┌────────

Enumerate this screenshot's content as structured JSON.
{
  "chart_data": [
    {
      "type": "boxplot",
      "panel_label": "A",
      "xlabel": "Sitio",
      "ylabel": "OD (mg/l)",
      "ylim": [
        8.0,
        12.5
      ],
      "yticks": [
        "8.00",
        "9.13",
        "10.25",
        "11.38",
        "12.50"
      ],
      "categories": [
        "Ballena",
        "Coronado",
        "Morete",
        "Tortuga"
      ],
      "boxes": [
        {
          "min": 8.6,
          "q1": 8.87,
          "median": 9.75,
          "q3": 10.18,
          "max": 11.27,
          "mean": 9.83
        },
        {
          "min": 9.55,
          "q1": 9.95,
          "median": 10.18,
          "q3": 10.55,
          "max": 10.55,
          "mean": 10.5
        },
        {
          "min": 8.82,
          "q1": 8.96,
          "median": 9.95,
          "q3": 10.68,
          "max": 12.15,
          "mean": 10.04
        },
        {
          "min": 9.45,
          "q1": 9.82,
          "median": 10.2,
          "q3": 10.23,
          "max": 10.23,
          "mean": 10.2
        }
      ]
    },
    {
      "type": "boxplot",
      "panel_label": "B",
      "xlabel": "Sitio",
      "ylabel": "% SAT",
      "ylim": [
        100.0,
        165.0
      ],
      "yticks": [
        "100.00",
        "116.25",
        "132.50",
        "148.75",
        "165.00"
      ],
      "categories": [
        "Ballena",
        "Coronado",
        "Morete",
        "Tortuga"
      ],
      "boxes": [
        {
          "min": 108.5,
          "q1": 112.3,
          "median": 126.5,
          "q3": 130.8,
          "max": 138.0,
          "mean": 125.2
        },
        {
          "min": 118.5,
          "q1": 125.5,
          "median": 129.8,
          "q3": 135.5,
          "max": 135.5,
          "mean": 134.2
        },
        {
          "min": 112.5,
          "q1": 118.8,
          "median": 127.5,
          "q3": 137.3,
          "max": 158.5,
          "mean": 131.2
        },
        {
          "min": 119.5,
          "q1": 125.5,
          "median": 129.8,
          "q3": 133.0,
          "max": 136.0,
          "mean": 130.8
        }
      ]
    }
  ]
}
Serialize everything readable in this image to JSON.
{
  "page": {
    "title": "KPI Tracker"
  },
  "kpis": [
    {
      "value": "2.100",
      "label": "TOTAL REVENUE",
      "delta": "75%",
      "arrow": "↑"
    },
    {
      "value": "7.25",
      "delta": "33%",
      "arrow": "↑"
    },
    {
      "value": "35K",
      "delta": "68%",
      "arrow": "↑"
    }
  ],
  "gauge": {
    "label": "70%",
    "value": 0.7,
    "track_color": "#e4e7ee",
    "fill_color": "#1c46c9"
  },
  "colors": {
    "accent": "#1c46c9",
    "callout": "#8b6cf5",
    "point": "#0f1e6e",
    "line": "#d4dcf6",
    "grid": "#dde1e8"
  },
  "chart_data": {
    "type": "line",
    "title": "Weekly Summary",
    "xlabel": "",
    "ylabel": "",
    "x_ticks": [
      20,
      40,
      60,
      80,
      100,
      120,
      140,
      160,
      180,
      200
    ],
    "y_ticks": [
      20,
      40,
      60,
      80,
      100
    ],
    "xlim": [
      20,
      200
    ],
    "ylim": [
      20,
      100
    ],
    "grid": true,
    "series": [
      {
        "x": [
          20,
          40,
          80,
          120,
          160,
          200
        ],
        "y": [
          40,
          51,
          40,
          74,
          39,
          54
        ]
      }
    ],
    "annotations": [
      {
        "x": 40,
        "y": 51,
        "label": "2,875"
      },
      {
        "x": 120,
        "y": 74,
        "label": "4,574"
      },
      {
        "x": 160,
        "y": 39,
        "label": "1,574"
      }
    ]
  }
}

└────────

| Given instruction |
Restate the listing in full, word for word.

| Response to the task |
Enumerate this screenshot's content as structured JSON.
{
  "chart_data": [
    {
      "type": "boxplot",
      "panel_label": "A",
      "xlabel": "Sitio",
      "ylabel": "OD (mg/l)",
      "ylim": [
        8.0,
        12.5
      ],
      "yticks": [
        "8.00",
        "9.13",
        "10.25",
        "11.38",
        "12.50"
      ],
      "categories": [
        "Ballena",
        "Coronado",
        "Morete",
        "Tortuga"
      ],
      "boxes": [
        {
          "min": 8.6,
          "q1": 8.87,
          "median": 9.75,
          "q3": 10.18,
          "max": 11.27,
          "mean": 9.83
        },
        {
          "min": 9.55,
          "q1": 9.95,
          "median": 10.18,
          "q3": 10.55,
          "max": 10.55,
          "mean": 10.5
        },
        {
          "min": 8.82,
          "q1": 8.96,
          "median": 9.95,
          "q3": 10.68,
          "max": 12.15,
          "mean": 10.04
        },
        {
          "min": 9.45,
          "q1": 9.82,
          "median": 10.2,
          "q3": 10.23,
          "max": 10.23,
          "mean": 10.2
        }
      ]
    },
    {
      "type": "boxplot",
      "panel_label": "B",
      "xlabel": "Sitio",
      "ylabel": "% SAT",
      "ylim": [
        100.0,
        165.0
      ],
      "yticks": [
        "100.00",
        "116.25",
        "132.50",
        "148.75",
        "165.00"
      ],
      "categories": [
        "Ballena",
        "Coronado",
        "Morete",
        "Tortuga"
      ],
      "boxes": [
        {
          "min": 108.5,
          "q1": 112.3,
          "median": 126.5,
          "q3": 130.8,
          "max": 138.0,
          "mean": 125.2
        },
        {
          "min": 118.5,
          "q1": 125.5,
          "median": 129.8,
          "q3": 135.5,
          "max": 135.5,
          "mean": 134.2
        },
        {
          "min": 112.5,
          "q1": 118.8,
          "median": 127.5,
          "q3": 137.3,
          "max": 158.5,
          "mean": 131.2
        },
        {
          "min": 119.5,
          "q1": 125.5,
          "median": 129.8,
          "q3": 133.0,
          "max": 136.0,
          "mean": 130.8
        }
      ]
    }
  ]
}
Serialize everything readable in this image to JSON.
{
  "page": {
    "title": "KPI Tracker"
  },
  "kpis": [
    {
      "value": "2.100",
      "label": "TOTAL REVENUE",
      "delta": "75%",
      "arrow": "↑"
    },
    {
      "value": "7.25",
      "delta": "33%",
      "arrow": "↑"
    },
    {
      "value": "35K",
      "delta": "68%",
      "arrow": "↑"
    }
  ],
  "gauge": {
    "label": "70%",
    "value": 0.7,
    "track_color": "#e4e7ee",
    "fill_color": "#1c46c9"
  },
  "colors": {
    "accent": "#1c46c9",
    "callout": "#8b6cf5",
    "point": "#0f1e6e",
    "line": "#d4dcf6",
    "grid": "#dde1e8"
  },
  "chart_data": {
    "type": "line",
    "title": "Weekly Summary",
    "xlabel": "",
    "ylabel": "",
    "x_ticks": [
      20,
      40,
      60,
      80,
      100,
      120,
      140,
      160,
      180,
      200
    ],
    "y_ticks": [
      20,
      40,
      60,
      80,
      100
    ],
    "xlim": [
      20,
      200
    ],
    "ylim": [
      20,
      100
    ],
    "grid": true,
    "series": [
      {
        "x": [
          20,
          40,
          80,
          120,
          160,
          200
        ],
        "y": [
          40,
          51,
          40,
          74,
          39,
          54
        ]
      }
    ],
    "annotations": [
      {
        "x": 40,
        "y": 51,
        "label": "2,875"
      },
      {
        "x": 120,
        "y": 74,
        "label": "4,574"
      },
      {
        "x": 160,
        "y": 39,
        "label": "1,574"
      }
    ]
  }
}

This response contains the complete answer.